Texte fourni:

--- --- ---

Les élections à la loupe

Notre article de janvier tentait d’expliquer le plus simplement possible le fonctionnement d’un état comme la Belgique. Dans cet article, nous souhaitons faire un rappel sur le fonctionnement des élections, qui approchent à grands pas. En Belgique, on vote tous les 5 ans pour les élections européennes, fédérales et régionales. On vote tous les 6 ans pour les élections provinciales et communales. Pour la première fois depuis que la Belgique est un état fédéral, toutes ces élections se dérouleront lors d’une même année. On peut dire que 2024 sera donc une année très électorale.

Mais qu’est ce que voter ? D’où nous vient ce droit ( ou pour certains cette obligation) ? Qui vote et comment applique-t-on dans la pratique le verdict des urnes ? Petit florilège historique du droit de vote

En Belgique les élections se font au « suffrage universel ». Cela signifie que le droit de vote n’est pas restreint par des conditions de revenus, de diplôme, ou d’hérédité. En effet, en 1831 ne peuvent voter que les hommes de plus de 25 ans qui paient un certain quota d’impôts : on parle alors de suffrage censitaire. En 1893, un même électeur peut représenter 2 ou 3 voix à lui seul selon son revenu ou son diplôme.

Les conditions du suffrage évolueront au cours du temps pour aboutir au suffrage universel en 1919.

Les femmes arracheront quant à elles ce droit en 1948.

--- --- ---

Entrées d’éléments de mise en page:
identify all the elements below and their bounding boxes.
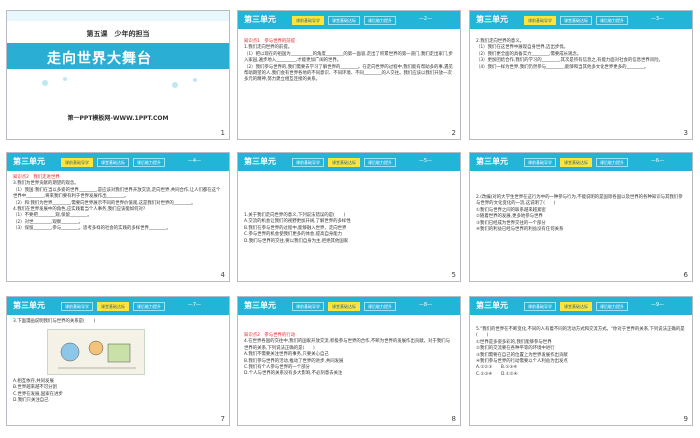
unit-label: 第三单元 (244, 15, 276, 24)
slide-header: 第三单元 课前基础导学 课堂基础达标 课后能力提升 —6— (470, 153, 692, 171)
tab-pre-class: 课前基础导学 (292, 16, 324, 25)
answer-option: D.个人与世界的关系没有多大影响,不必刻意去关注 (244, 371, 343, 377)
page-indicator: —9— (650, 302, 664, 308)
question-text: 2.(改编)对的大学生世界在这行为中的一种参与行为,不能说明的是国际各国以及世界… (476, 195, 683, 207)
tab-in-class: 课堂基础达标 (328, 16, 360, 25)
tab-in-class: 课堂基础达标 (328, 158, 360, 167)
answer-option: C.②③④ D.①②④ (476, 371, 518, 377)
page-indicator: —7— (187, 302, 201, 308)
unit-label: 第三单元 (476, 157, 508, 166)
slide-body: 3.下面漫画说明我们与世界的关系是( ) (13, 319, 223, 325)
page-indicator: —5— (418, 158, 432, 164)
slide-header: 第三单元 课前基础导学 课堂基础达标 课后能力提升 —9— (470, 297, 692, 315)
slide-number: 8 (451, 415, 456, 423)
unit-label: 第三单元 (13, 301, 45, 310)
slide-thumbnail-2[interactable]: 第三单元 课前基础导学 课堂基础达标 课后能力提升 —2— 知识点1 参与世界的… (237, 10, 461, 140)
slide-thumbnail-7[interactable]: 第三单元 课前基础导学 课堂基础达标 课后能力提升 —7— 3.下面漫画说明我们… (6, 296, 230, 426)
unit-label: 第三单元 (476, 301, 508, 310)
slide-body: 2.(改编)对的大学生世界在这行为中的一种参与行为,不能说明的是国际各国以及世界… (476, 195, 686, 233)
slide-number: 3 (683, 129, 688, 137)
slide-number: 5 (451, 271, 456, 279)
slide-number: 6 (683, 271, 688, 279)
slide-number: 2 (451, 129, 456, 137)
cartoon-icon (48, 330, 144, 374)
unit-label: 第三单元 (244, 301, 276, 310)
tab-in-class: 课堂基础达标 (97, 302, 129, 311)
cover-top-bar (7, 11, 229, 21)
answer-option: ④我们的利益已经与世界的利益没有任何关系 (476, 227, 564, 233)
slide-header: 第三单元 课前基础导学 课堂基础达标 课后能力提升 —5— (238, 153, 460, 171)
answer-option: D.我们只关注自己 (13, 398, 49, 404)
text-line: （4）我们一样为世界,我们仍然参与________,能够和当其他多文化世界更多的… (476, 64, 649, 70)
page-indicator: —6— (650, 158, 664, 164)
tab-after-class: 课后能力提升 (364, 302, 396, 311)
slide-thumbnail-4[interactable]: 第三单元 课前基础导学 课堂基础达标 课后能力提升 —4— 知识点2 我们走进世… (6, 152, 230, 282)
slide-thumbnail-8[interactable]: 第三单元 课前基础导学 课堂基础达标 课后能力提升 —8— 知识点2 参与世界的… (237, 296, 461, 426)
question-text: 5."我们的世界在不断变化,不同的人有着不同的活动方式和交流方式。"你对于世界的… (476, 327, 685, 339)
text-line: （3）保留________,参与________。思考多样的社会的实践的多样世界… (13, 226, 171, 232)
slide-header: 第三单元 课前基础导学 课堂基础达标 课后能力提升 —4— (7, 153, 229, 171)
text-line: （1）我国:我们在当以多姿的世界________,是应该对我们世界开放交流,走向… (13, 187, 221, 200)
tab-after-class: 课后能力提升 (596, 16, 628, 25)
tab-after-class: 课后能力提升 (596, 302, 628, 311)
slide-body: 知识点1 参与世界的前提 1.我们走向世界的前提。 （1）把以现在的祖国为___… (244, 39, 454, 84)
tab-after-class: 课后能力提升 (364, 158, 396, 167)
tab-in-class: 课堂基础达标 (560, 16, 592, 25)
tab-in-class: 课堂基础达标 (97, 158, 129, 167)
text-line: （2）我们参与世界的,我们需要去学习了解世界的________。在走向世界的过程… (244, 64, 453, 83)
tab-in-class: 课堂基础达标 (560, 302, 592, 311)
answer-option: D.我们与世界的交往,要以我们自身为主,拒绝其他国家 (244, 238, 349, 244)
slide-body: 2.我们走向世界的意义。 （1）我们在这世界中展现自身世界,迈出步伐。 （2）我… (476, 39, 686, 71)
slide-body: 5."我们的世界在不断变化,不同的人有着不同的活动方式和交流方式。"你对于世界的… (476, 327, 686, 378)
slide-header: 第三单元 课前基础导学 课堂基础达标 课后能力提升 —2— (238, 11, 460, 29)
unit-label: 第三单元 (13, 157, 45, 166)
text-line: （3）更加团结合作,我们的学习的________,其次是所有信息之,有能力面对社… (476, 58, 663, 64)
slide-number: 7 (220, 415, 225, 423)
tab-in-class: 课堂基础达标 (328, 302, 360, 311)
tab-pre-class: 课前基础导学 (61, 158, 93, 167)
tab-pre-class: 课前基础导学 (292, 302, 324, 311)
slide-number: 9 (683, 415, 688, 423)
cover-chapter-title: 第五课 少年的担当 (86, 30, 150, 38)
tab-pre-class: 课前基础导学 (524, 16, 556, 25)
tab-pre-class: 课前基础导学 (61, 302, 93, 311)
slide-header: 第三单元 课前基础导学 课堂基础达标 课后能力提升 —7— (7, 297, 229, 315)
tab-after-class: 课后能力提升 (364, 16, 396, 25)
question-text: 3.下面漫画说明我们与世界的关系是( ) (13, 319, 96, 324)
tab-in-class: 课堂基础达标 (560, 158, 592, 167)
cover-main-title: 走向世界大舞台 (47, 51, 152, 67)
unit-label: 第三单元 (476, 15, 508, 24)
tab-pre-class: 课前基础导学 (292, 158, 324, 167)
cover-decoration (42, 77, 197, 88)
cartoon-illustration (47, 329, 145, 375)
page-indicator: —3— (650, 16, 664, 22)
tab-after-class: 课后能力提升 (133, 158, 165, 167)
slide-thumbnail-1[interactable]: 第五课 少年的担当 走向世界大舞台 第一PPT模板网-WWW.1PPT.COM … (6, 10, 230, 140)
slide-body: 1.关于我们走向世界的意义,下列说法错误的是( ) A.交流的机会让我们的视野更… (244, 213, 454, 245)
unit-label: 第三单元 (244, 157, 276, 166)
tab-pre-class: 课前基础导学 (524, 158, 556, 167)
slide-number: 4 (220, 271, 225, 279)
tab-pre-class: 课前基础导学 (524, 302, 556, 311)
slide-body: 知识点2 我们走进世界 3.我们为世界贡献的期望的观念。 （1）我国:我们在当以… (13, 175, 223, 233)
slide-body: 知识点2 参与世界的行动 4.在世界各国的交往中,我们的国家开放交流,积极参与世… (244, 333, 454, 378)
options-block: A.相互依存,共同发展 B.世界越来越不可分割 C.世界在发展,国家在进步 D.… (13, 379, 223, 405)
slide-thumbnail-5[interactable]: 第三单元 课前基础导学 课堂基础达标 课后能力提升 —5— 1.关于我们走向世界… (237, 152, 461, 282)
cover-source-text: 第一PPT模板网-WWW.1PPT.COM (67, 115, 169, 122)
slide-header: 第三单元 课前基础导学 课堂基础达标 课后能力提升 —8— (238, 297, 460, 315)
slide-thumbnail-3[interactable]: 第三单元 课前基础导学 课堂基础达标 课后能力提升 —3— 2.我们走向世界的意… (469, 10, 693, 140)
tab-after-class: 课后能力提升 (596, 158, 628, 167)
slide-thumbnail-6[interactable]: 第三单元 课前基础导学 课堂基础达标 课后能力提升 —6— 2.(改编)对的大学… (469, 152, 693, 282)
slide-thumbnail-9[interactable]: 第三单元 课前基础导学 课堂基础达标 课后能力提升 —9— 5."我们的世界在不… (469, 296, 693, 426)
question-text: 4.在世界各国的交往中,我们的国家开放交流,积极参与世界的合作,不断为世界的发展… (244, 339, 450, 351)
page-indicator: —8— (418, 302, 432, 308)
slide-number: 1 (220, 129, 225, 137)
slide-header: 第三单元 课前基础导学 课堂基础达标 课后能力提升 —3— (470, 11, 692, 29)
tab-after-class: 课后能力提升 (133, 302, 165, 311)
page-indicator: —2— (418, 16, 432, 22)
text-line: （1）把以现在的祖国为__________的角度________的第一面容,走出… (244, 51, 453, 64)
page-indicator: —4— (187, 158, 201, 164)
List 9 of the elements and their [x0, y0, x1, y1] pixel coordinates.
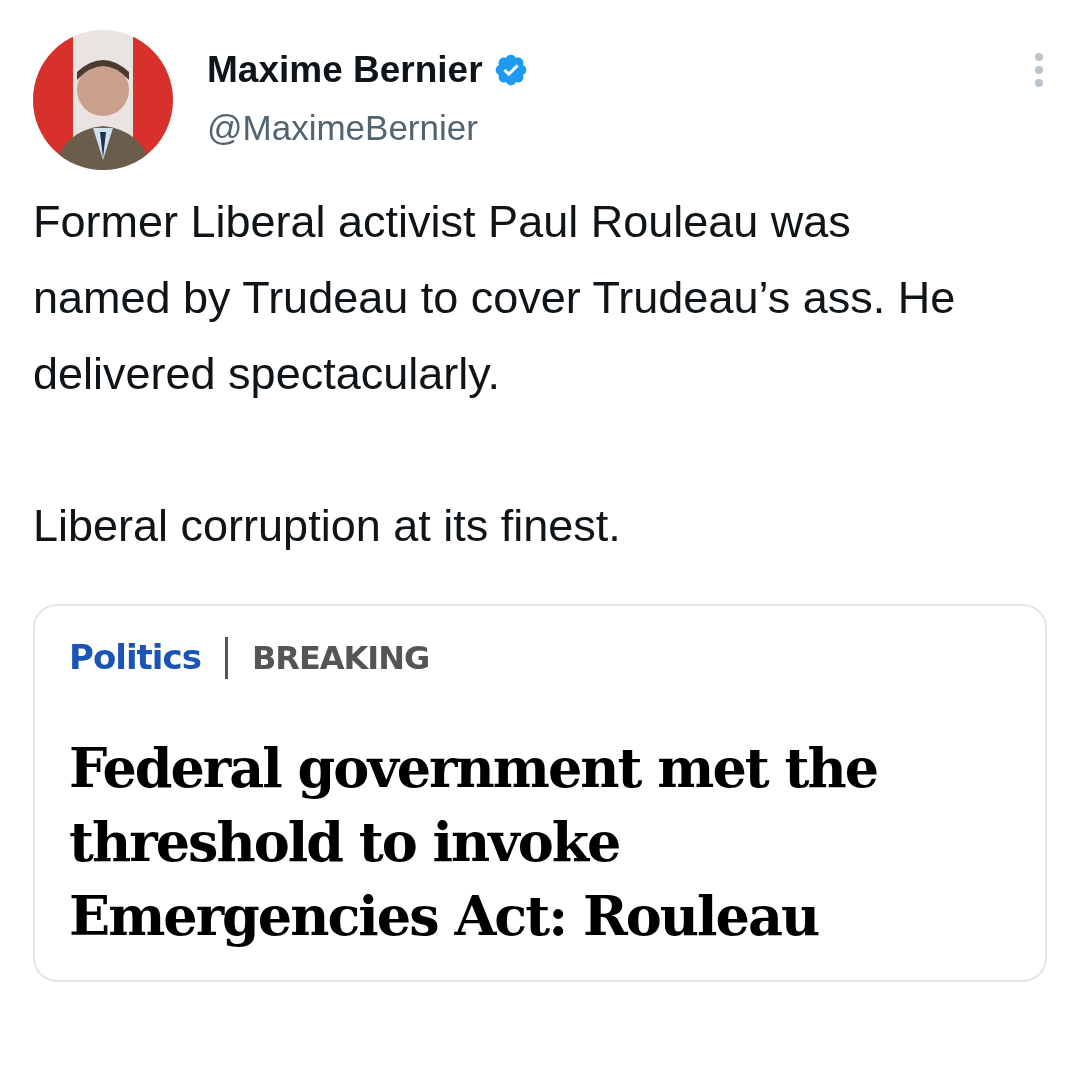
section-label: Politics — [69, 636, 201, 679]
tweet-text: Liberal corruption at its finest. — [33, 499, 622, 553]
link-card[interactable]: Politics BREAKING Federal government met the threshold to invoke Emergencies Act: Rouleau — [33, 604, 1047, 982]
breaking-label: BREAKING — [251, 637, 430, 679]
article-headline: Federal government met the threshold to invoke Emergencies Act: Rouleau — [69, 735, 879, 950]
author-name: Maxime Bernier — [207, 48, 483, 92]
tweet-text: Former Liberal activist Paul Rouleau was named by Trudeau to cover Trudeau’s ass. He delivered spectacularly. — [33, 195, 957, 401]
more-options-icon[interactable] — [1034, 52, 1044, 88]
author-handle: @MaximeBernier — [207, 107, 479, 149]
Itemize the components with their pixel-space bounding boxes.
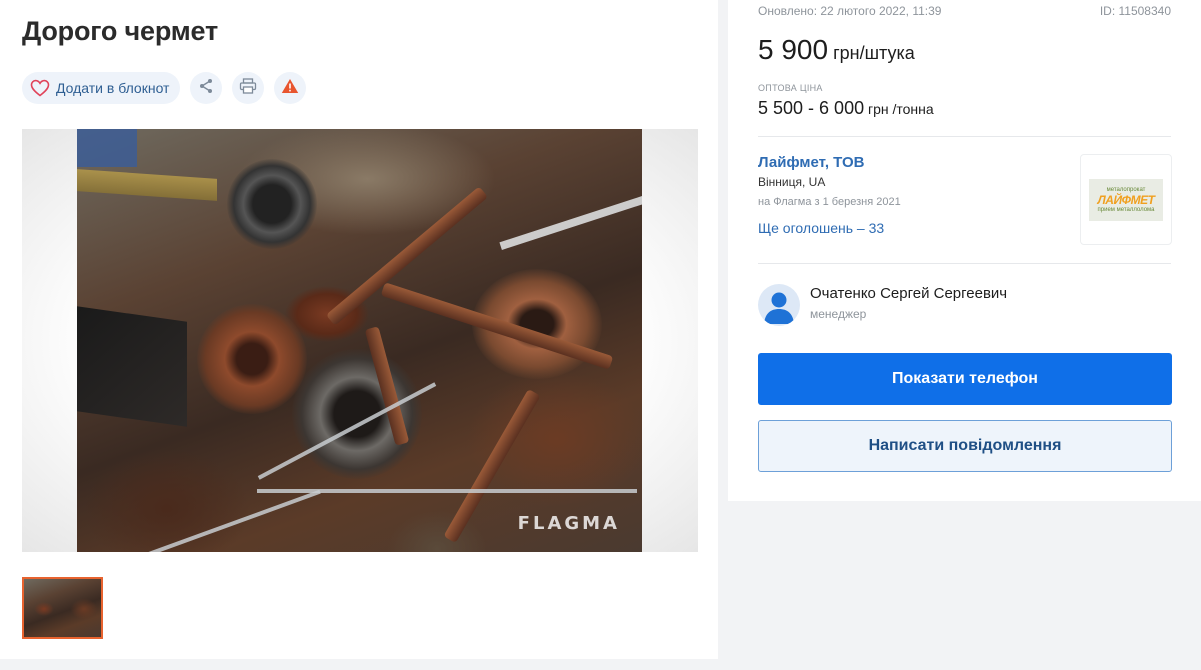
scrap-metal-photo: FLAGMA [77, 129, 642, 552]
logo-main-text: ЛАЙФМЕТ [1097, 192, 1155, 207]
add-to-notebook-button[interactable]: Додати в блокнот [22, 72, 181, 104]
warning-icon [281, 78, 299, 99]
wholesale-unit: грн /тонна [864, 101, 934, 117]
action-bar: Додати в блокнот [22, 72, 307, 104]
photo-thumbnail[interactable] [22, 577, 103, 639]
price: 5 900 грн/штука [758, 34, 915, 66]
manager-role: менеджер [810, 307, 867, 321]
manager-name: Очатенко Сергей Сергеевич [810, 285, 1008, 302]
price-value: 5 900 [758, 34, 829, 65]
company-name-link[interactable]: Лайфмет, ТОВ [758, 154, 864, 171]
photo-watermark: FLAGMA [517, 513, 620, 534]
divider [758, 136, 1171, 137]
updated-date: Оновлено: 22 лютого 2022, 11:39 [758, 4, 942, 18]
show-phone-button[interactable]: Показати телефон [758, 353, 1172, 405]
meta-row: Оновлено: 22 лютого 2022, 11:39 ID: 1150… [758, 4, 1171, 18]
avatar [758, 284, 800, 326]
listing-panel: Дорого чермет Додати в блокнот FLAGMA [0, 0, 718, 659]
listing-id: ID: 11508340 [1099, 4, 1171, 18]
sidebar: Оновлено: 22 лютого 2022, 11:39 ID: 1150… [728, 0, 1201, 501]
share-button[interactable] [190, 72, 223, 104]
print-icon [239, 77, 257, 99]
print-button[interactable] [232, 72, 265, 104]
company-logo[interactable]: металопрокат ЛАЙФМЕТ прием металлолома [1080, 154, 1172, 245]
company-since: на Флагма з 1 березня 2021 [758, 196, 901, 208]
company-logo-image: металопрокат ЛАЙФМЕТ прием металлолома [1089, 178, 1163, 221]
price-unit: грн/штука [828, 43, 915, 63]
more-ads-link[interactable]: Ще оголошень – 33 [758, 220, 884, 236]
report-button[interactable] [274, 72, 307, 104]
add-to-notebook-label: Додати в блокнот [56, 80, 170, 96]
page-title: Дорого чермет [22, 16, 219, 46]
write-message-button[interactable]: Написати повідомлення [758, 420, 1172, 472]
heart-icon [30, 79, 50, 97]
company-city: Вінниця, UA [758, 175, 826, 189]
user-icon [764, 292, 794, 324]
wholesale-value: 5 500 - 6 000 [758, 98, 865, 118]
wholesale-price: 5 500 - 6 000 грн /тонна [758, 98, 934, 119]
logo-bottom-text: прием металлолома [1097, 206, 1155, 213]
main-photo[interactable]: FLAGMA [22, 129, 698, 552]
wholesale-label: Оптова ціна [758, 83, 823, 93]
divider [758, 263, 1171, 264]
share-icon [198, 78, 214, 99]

--- --- ---

Travail demandé:
a: Recopiez tout le passage du texte sur les élections allant de « En Belgique les » jusqu’à « droit en 1948. ».
b: D’après le texte sur les élections, en quelle année les femmes ont-elles obtenu le droit de vote ?
c: Indiquez si chacune des affirmations suivantes concorde avec le texte sur les élections, en citant les mots qui en décident : (i) en Belgique, les élections européennes ont lieu tous les 6 ans ; (ii) en 1831, seuls les hommes de plus de 25 ans payant un certain quota d’impôts pouvaient voter ; (iii) le suffrage universel a été atteint en 1919.

Réponses attendues:
a:
En Belgique les élections se font au « suffrage universel ». Cela signifie que le droit de vote n’est pas restreint par des conditions de revenus, de diplôme, ou d’hérédité. En effet, en 1831 ne peuvent voter que les hommes de plus de 25 ans qui paient un certain quota d’impôts : on parle alors de suffrage censitaire. En 1893, un même électeur peut représenter 2 ou 3 voix à lui seul selon son revenu ou son diplôme.

Les conditions du suffrage évolueront au cours du temps pour aboutir au suffrage universel en 1919.

Les femmes arracheront quant à elles ce droit en 1948.

b: En 1948.

c:
(i) Non : « on vote tous les 5 ans pour les élections européennes, fédérales et régionales ».
(ii) Oui : « en 1831 ne peuvent voter que les hommes de plus de 25 ans qui paient un certain quota d’impôts ».
(iii) Oui : « pour aboutir au suffrage universel en 1919 ».